--- BEGIN Records provided ---

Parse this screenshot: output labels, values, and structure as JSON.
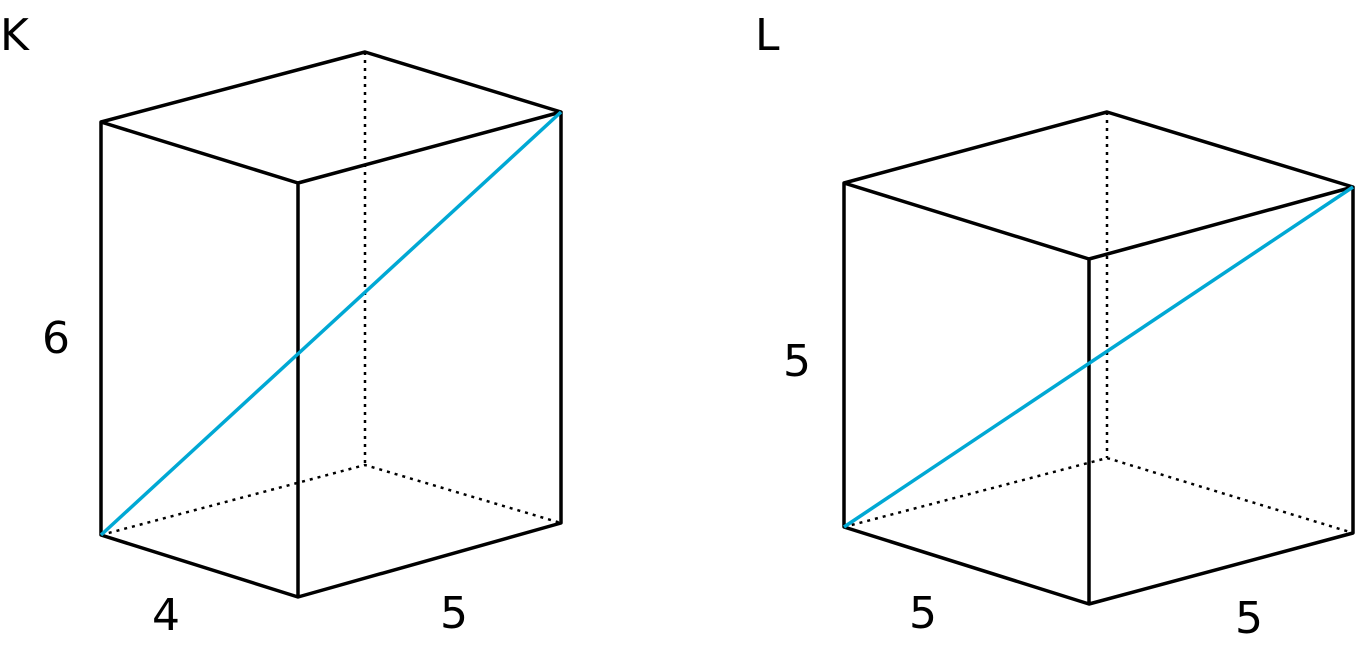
{
  "diagram_k": {
    "label": "K",
    "height": "6",
    "depth": "4",
    "width": "5"
  },
  "diagram_l": {
    "label": "L",
    "height": "5",
    "depth": "5",
    "width": "5"
  },
  "colors": {
    "diagonal": "#00a8d4",
    "edges": "#000000"
  }
}
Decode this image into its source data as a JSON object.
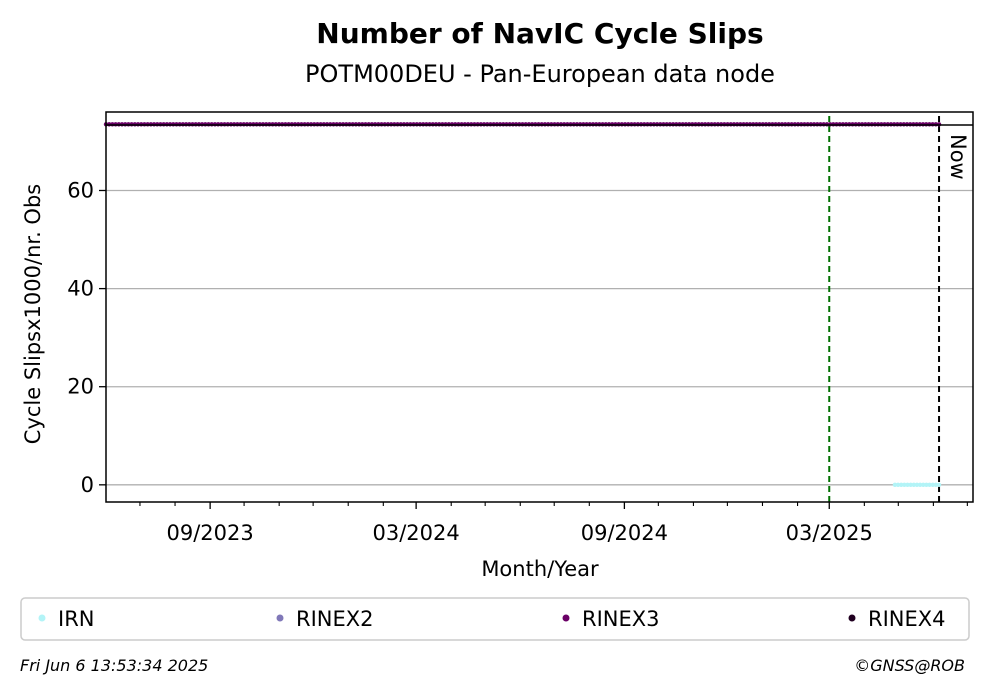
{
  "chart_data": {
    "type": "scatter",
    "title": "Number of NavIC Cycle Slips",
    "subtitle": "POTM00DEU - Pan-European data node",
    "xlabel": "Month/Year",
    "ylabel": "Cycle Slipsx1000/nr. Obs",
    "x_range": [
      "2023-06-01",
      "2025-07-06"
    ],
    "ylim": [
      -3.5,
      76
    ],
    "y_ticks": [
      0,
      20,
      40,
      60
    ],
    "x_ticks": [
      {
        "date": "2023-09-01",
        "label": "09/2023"
      },
      {
        "date": "2024-03-01",
        "label": "03/2024"
      },
      {
        "date": "2024-09-01",
        "label": "09/2024"
      },
      {
        "date": "2025-03-01",
        "label": "03/2025"
      }
    ],
    "grid": "horizontal",
    "series": [
      {
        "name": "IRN",
        "color": "#b3f4f7",
        "x_start": "2025-04-28",
        "x_end": "2025-06-06",
        "y": 0
      },
      {
        "name": "RINEX2",
        "color": "#8078b8",
        "points": []
      },
      {
        "name": "RINEX3",
        "color": "#6a0066",
        "x_start": "2023-06-01",
        "x_end": "2025-06-06",
        "y": 73.5
      },
      {
        "name": "RINEX4",
        "color": "#200020",
        "points": []
      }
    ],
    "markers": [
      {
        "date": "2025-03-01",
        "color": "#007000",
        "label": ""
      },
      {
        "date": "2025-06-06",
        "color": "#000000",
        "label": "Now"
      }
    ],
    "legend_position": "bottom"
  },
  "footer": {
    "timestamp": "Fri Jun  6 13:53:34 2025",
    "credit": "©GNSS@ROB"
  }
}
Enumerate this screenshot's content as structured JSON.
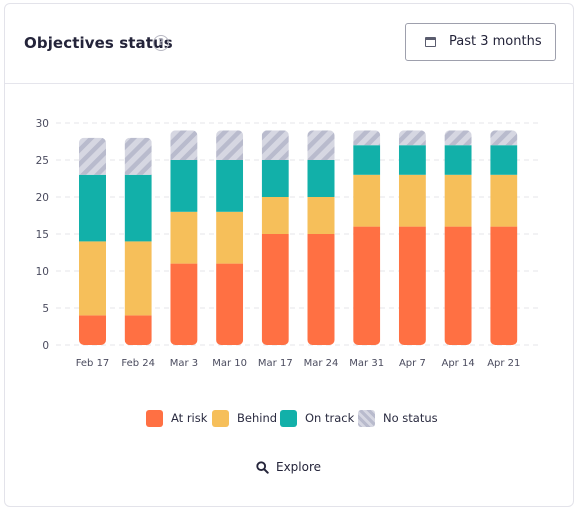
{
  "header": {
    "title": "Objectives status",
    "help_icon": "question-circle-icon",
    "range_icon": "calendar-icon",
    "range_label": "Past 3 months"
  },
  "colors": {
    "at_risk": "#ff7043",
    "behind": "#f6bf5a",
    "on_track": "#12b0a9",
    "no_status": "#c7c9d8"
  },
  "chart_data": {
    "type": "bar",
    "stacked": true,
    "categories": [
      "Feb 17",
      "Feb 24",
      "Mar 3",
      "Mar 10",
      "Mar 17",
      "Mar 24",
      "Mar 31",
      "Apr 7",
      "Apr 14",
      "Apr 21"
    ],
    "series": [
      {
        "name": "At risk",
        "values": [
          4,
          4,
          11,
          11,
          15,
          15,
          16,
          16,
          16,
          16
        ]
      },
      {
        "name": "Behind",
        "values": [
          10,
          10,
          7,
          7,
          5,
          5,
          7,
          7,
          7,
          7
        ]
      },
      {
        "name": "On track",
        "values": [
          9,
          9,
          7,
          7,
          5,
          5,
          4,
          4,
          4,
          4
        ]
      },
      {
        "name": "No status",
        "values": [
          5,
          5,
          4,
          4,
          4,
          4,
          2,
          2,
          2,
          2
        ]
      }
    ],
    "ylim": [
      0,
      30
    ],
    "yticks": [
      0,
      5,
      10,
      15,
      20,
      25,
      30
    ],
    "ytick_labels": [
      "0",
      "5",
      "10",
      "15",
      "20",
      "25",
      "30"
    ],
    "grid": true
  },
  "legend": {
    "items": [
      {
        "label": "At risk",
        "key": "at_risk"
      },
      {
        "label": "Behind",
        "key": "behind"
      },
      {
        "label": "On track",
        "key": "on_track"
      },
      {
        "label": "No status",
        "key": "no_status"
      }
    ]
  },
  "explore": {
    "icon": "search-icon",
    "label": "Explore"
  }
}
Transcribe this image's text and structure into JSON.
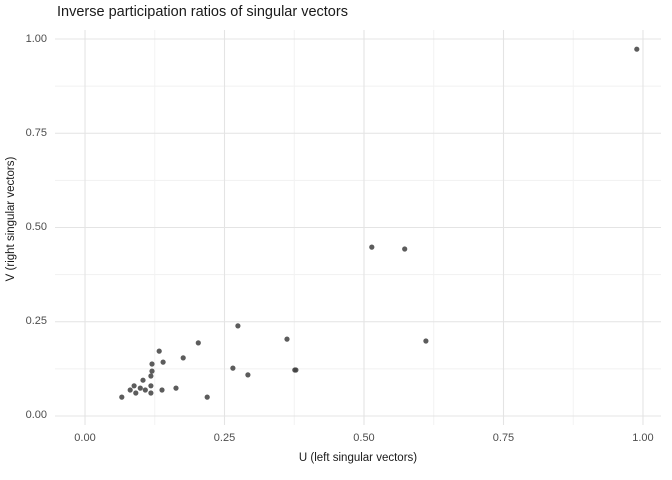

--- END Records provided ---

Using the records above, output their complete text exactly, minus any images.

Parse this screenshot: output labels, values, and structure as JSON.
{
  "diagram_k": {
    "label": "K",
    "height": "6",
    "depth": "4",
    "width": "5"
  },
  "diagram_l": {
    "label": "L",
    "height": "5",
    "depth": "5",
    "width": "5"
  },
  "colors": {
    "diagonal": "#00a8d4",
    "edges": "#000000"
  }
}
Decode this image into its source data as a JSON object.
{
  "chart_data": {
    "type": "scatter",
    "title": "Number of NavIC Cycle Slips",
    "subtitle": "POTM00DEU - Pan-European data node",
    "xlabel": "Month/Year",
    "ylabel": "Cycle Slipsx1000/nr. Obs",
    "x_range": [
      "2023-06-01",
      "2025-07-06"
    ],
    "ylim": [
      -3.5,
      76
    ],
    "y_ticks": [
      0,
      20,
      40,
      60
    ],
    "x_ticks": [
      {
        "date": "2023-09-01",
        "label": "09/2023"
      },
      {
        "date": "2024-03-01",
        "label": "03/2024"
      },
      {
        "date": "2024-09-01",
        "label": "09/2024"
      },
      {
        "date": "2025-03-01",
        "label": "03/2025"
      }
    ],
    "grid": "horizontal",
    "series": [
      {
        "name": "IRN",
        "color": "#b3f4f7",
        "x_start": "2025-04-28",
        "x_end": "2025-06-06",
        "y": 0
      },
      {
        "name": "RINEX2",
        "color": "#8078b8",
        "points": []
      },
      {
        "name": "RINEX3",
        "color": "#6a0066",
        "x_start": "2023-06-01",
        "x_end": "2025-06-06",
        "y": 73.5
      },
      {
        "name": "RINEX4",
        "color": "#200020",
        "points": []
      }
    ],
    "markers": [
      {
        "date": "2025-03-01",
        "color": "#007000",
        "label": ""
      },
      {
        "date": "2025-06-06",
        "color": "#000000",
        "label": "Now"
      }
    ],
    "legend_position": "bottom"
  },
  "footer": {
    "timestamp": "Fri Jun  6 13:53:34 2025",
    "credit": "©GNSS@ROB"
  }
}
Enumerate this screenshot's content as structured JSON.
{
  "header": {
    "title": "Objectives status",
    "help_icon": "question-circle-icon",
    "range_icon": "calendar-icon",
    "range_label": "Past 3 months"
  },
  "colors": {
    "at_risk": "#ff7043",
    "behind": "#f6bf5a",
    "on_track": "#12b0a9",
    "no_status": "#c7c9d8"
  },
  "chart_data": {
    "type": "bar",
    "stacked": true,
    "categories": [
      "Feb 17",
      "Feb 24",
      "Mar 3",
      "Mar 10",
      "Mar 17",
      "Mar 24",
      "Mar 31",
      "Apr 7",
      "Apr 14",
      "Apr 21"
    ],
    "series": [
      {
        "name": "At risk",
        "values": [
          4,
          4,
          11,
          11,
          15,
          15,
          16,
          16,
          16,
          16
        ]
      },
      {
        "name": "Behind",
        "values": [
          10,
          10,
          7,
          7,
          5,
          5,
          7,
          7,
          7,
          7
        ]
      },
      {
        "name": "On track",
        "values": [
          9,
          9,
          7,
          7,
          5,
          5,
          4,
          4,
          4,
          4
        ]
      },
      {
        "name": "No status",
        "values": [
          5,
          5,
          4,
          4,
          4,
          4,
          2,
          2,
          2,
          2
        ]
      }
    ],
    "ylim": [
      0,
      30
    ],
    "yticks": [
      0,
      5,
      10,
      15,
      20,
      25,
      30
    ],
    "ytick_labels": [
      "0",
      "5",
      "10",
      "15",
      "20",
      "25",
      "30"
    ],
    "grid": true
  },
  "legend": {
    "items": [
      {
        "label": "At risk",
        "key": "at_risk"
      },
      {
        "label": "Behind",
        "key": "behind"
      },
      {
        "label": "On track",
        "key": "on_track"
      },
      {
        "label": "No status",
        "key": "no_status"
      }
    ]
  },
  "explore": {
    "icon": "search-icon",
    "label": "Explore"
  }
}
Transcribe this image's text and structure into JSON.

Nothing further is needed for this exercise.